--- Work to be completed ---
What follows is a set of records; repeat all of them exactly.

--- Material for the task ---
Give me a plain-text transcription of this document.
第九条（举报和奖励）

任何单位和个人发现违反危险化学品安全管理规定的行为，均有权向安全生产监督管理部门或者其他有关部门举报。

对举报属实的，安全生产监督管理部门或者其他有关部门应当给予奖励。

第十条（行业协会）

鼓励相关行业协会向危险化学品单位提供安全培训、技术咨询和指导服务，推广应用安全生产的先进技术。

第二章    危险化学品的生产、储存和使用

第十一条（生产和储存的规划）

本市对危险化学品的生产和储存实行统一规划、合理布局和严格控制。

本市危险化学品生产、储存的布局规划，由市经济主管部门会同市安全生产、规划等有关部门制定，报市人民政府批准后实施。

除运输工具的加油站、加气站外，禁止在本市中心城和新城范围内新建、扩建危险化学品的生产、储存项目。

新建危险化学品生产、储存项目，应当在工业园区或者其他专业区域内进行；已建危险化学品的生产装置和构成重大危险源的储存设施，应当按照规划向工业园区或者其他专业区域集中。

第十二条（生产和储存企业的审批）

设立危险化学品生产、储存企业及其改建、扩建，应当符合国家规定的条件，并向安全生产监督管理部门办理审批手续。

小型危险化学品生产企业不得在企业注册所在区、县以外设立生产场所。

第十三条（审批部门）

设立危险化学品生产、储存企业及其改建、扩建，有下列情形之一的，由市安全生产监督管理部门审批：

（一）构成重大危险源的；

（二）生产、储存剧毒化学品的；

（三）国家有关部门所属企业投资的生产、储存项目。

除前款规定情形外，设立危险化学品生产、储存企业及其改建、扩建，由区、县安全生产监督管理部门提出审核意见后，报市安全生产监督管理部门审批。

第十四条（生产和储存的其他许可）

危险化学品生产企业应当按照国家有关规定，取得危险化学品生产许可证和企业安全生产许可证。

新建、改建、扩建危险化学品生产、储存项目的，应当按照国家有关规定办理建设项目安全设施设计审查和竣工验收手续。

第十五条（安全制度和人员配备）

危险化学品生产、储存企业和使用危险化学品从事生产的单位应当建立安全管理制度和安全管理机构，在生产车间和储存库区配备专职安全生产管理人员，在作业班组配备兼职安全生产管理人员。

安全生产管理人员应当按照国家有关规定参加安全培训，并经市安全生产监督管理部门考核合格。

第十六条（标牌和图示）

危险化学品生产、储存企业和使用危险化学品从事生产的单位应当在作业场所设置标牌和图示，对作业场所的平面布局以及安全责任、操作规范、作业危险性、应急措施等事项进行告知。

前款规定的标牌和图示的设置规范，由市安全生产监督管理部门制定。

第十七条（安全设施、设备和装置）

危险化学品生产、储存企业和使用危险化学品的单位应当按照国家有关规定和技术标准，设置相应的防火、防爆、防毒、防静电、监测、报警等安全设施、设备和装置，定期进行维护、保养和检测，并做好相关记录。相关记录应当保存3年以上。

--- Correct result ---
Give me a plain-text transcription of this document.
第九条（举报和奖励）

任何单位和个人发现违反危险化学品安全管理规定的行为，均有权向安全生产监督管理部门或者其他有关部门举报。

对举报属实的，安全生产监督管理部门或者其他有关部门应当给予奖励。

第十条（行业协会）

鼓励相关行业协会向危险化学品单位提供安全培训、技术咨询和指导服务，推广应用安全生产的先进技术。

第二章    危险化学品的生产、储存和使用

第十一条（生产和储存的规划）

本市对危险化学品的生产和储存实行统一规划、合理布局和严格控制。

本市危险化学品生产、储存的布局规划，由市经济主管部门会同市安全生产、规划等有关部门制定，报市人民政府批准后实施。

除运输工具的加油站、加气站外，禁止在本市中心城和新城范围内新建、扩建危险化学品的生产、储存项目。

新建危险化学品生产、储存项目，应当在工业园区或者其他专业区域内进行；已建危险化学品的生产装置和构成重大危险源的储存设施，应当按照规划向工业园区或者其他专业区域集中。

第十二条（生产和储存企业的审批）

设立危险化学品生产、储存企业及其改建、扩建，应当符合国家规定的条件，并向安全生产监督管理部门办理审批手续。

小型危险化学品生产企业不得在企业注册所在区、县以外设立生产场所。

第十三条（审批部门）

设立危险化学品生产、储存企业及其改建、扩建，有下列情形之一的，由市安全生产监督管理部门审批：

（一）构成重大危险源的；

（二）生产、储存剧毒化学品的；

（三）国家有关部门所属企业投资的生产、储存项目。

除前款规定情形外，设立危险化学品生产、储存企业及其改建、扩建，由区、县安全生产监督管理部门提出审核意见后，报市安全生产监督管理部门审批。

第十四条（生产和储存的其他许可）

危险化学品生产企业应当按照国家有关规定，取得危险化学品生产许可证和企业安全生产许可证。

新建、改建、扩建危险化学品生产、储存项目的，应当按照国家有关规定办理建设项目安全设施设计审查和竣工验收手续。

第十五条（安全制度和人员配备）

危险化学品生产、储存企业和使用危险化学品从事生产的单位应当建立安全管理制度和安全管理机构，在生产车间和储存库区配备专职安全生产管理人员，在作业班组配备兼职安全生产管理人员。

安全生产管理人员应当按照国家有关规定参加安全培训，并经市安全生产监督管理部门考核合格。

第十六条（标牌和图示）

危险化学品生产、储存企业和使用危险化学品从事生产的单位应当在作业场所设置标牌和图示，对作业场所的平面布局以及安全责任、操作规范、作业危险性、应急措施等事项进行告知。

前款规定的标牌和图示的设置规范，由市安全生产监督管理部门制定。

第十七条（安全设施、设备和装置）

危险化学品生产、储存企业和使用危险化学品的单位应当按照国家有关规定和技术标准，设置相应的防火、防爆、防毒、防静电、监测、报警等安全设施、设备和装置，定期进行维护、保养和检测，并做好相关记录。相关记录应当保存3年以上。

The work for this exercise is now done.